» **What is needed**: Give back every line exactly as it appears, pictures excluded.

(Data tied to figure images)
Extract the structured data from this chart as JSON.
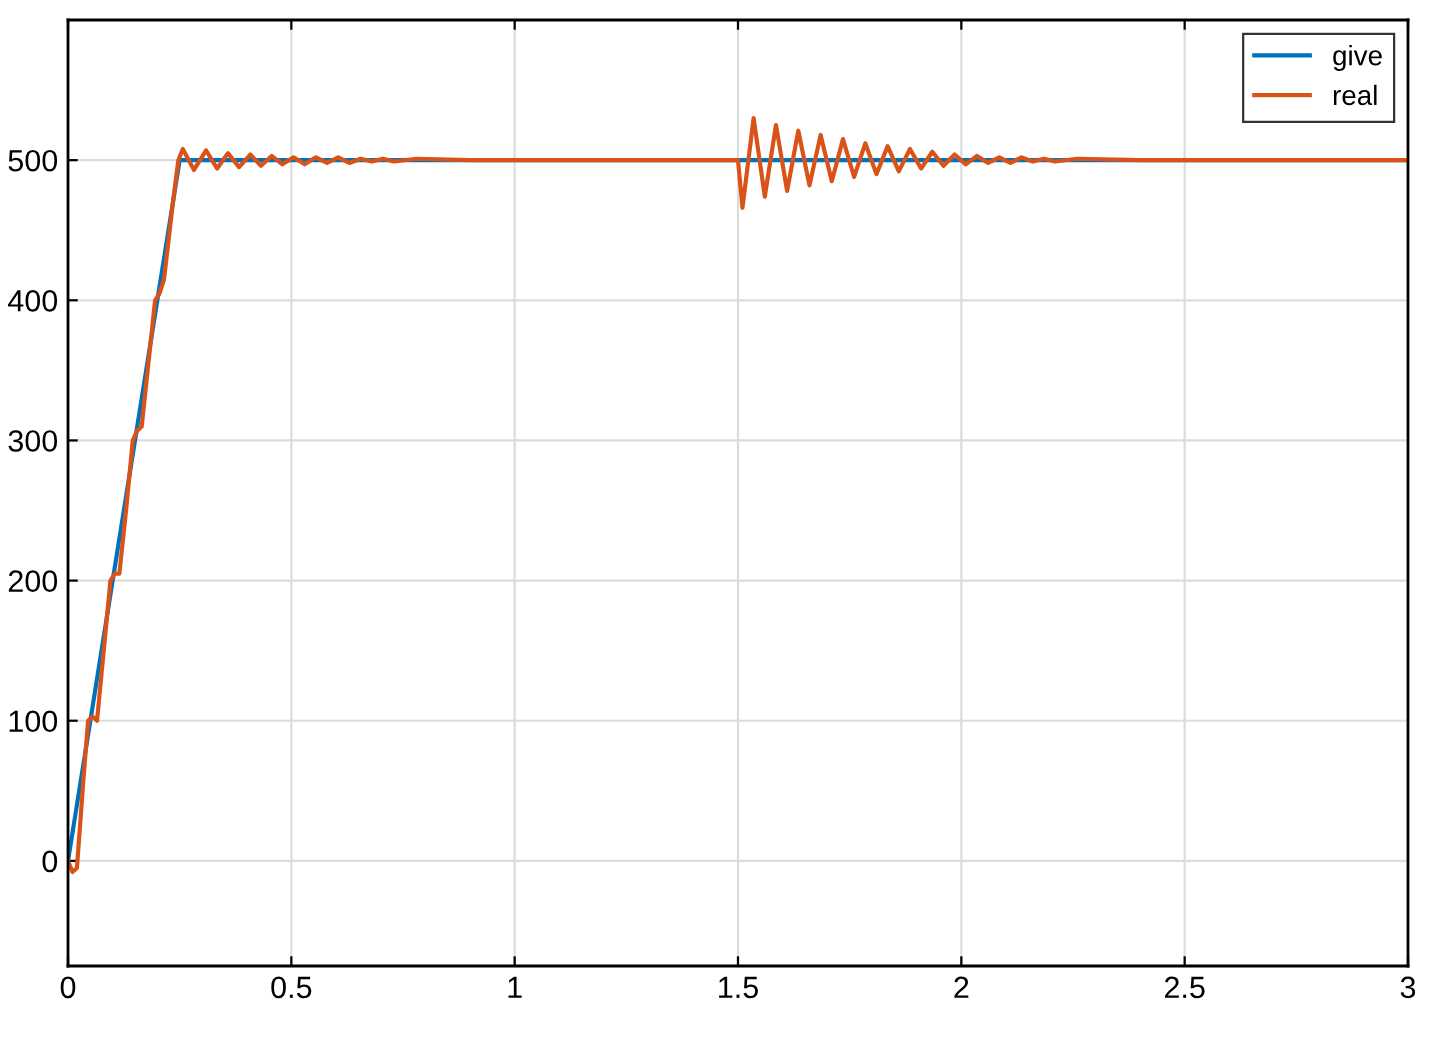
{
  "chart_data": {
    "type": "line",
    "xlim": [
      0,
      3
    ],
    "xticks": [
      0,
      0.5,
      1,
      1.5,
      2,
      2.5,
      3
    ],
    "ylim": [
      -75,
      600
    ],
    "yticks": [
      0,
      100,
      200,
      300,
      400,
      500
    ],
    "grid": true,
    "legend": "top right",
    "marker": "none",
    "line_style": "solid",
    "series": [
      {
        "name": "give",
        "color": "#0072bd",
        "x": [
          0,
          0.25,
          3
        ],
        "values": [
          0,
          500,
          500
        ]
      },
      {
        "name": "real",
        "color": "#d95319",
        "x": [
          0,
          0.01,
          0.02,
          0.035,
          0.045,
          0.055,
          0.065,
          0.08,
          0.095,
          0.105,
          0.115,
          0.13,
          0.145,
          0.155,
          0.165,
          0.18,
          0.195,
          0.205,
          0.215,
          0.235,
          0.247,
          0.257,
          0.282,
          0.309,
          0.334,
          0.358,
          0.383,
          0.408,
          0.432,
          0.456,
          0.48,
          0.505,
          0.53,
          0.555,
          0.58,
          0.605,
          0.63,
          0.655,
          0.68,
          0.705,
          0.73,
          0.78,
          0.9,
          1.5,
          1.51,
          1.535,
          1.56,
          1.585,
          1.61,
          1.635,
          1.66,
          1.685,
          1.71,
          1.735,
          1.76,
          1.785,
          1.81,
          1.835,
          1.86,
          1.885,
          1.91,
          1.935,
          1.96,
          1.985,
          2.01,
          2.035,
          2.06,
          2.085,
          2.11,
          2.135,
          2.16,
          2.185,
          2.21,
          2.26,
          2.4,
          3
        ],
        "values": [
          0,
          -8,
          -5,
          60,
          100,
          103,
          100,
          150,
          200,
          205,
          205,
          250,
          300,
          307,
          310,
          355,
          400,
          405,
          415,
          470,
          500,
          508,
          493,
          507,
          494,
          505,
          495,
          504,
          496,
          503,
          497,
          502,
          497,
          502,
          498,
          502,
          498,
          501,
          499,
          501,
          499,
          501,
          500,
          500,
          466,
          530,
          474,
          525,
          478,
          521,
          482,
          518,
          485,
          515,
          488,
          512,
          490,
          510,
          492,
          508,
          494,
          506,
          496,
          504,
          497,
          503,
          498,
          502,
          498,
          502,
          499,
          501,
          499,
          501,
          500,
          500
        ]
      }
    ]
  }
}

» **Completed exercise**:
Extract the structured data from this chart as JSON.
{
  "chart_data": {
    "type": "line",
    "xlim": [
      0,
      3
    ],
    "xticks": [
      0,
      0.5,
      1,
      1.5,
      2,
      2.5,
      3
    ],
    "ylim": [
      -75,
      600
    ],
    "yticks": [
      0,
      100,
      200,
      300,
      400,
      500
    ],
    "grid": true,
    "legend": "top right",
    "marker": "none",
    "line_style": "solid",
    "series": [
      {
        "name": "give",
        "color": "#0072bd",
        "x": [
          0,
          0.25,
          3
        ],
        "values": [
          0,
          500,
          500
        ]
      },
      {
        "name": "real",
        "color": "#d95319",
        "x": [
          0,
          0.01,
          0.02,
          0.035,
          0.045,
          0.055,
          0.065,
          0.08,
          0.095,
          0.105,
          0.115,
          0.13,
          0.145,
          0.155,
          0.165,
          0.18,
          0.195,
          0.205,
          0.215,
          0.235,
          0.247,
          0.257,
          0.282,
          0.309,
          0.334,
          0.358,
          0.383,
          0.408,
          0.432,
          0.456,
          0.48,
          0.505,
          0.53,
          0.555,
          0.58,
          0.605,
          0.63,
          0.655,
          0.68,
          0.705,
          0.73,
          0.78,
          0.9,
          1.5,
          1.51,
          1.535,
          1.56,
          1.585,
          1.61,
          1.635,
          1.66,
          1.685,
          1.71,
          1.735,
          1.76,
          1.785,
          1.81,
          1.835,
          1.86,
          1.885,
          1.91,
          1.935,
          1.96,
          1.985,
          2.01,
          2.035,
          2.06,
          2.085,
          2.11,
          2.135,
          2.16,
          2.185,
          2.21,
          2.26,
          2.4,
          3
        ],
        "values": [
          0,
          -8,
          -5,
          60,
          100,
          103,
          100,
          150,
          200,
          205,
          205,
          250,
          300,
          307,
          310,
          355,
          400,
          405,
          415,
          470,
          500,
          508,
          493,
          507,
          494,
          505,
          495,
          504,
          496,
          503,
          497,
          502,
          497,
          502,
          498,
          502,
          498,
          501,
          499,
          501,
          499,
          501,
          500,
          500,
          466,
          530,
          474,
          525,
          478,
          521,
          482,
          518,
          485,
          515,
          488,
          512,
          490,
          510,
          492,
          508,
          494,
          506,
          496,
          504,
          497,
          503,
          498,
          502,
          498,
          502,
          499,
          501,
          499,
          501,
          500,
          500
        ]
      }
    ]
  }
}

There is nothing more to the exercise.